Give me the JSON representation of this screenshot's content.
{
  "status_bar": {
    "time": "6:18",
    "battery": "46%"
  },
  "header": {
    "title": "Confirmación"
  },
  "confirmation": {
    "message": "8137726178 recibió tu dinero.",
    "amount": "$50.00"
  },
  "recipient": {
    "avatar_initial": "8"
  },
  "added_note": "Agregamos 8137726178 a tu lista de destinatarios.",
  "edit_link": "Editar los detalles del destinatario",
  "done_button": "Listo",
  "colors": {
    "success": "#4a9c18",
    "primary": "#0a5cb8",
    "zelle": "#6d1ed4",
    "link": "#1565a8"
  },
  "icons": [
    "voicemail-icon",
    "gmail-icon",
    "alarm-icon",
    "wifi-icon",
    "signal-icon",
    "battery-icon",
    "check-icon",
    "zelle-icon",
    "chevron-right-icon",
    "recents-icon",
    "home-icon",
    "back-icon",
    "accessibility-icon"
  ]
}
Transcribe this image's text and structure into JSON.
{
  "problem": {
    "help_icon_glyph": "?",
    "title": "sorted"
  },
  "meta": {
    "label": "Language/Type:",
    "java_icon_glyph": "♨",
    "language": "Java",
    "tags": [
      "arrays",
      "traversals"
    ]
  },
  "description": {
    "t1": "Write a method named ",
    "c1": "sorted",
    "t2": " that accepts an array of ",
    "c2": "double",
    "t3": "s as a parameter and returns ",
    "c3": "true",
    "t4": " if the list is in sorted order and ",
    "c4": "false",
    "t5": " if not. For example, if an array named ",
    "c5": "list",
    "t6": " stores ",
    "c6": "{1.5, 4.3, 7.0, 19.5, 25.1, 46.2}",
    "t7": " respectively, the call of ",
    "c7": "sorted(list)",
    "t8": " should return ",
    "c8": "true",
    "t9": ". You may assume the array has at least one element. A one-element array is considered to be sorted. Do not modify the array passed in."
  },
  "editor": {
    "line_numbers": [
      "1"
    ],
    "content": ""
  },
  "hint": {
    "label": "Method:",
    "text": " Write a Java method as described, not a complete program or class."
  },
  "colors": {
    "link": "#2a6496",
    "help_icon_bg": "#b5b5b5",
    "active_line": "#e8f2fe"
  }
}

- AIM: Among the lines of the material, find those that hold the word "JSON" and copy them.

- SOLUTION FOR THIS EXERCISE:
Give me the JSON representation of this screenshot's content.
Transcribe this image's text and structure into JSON.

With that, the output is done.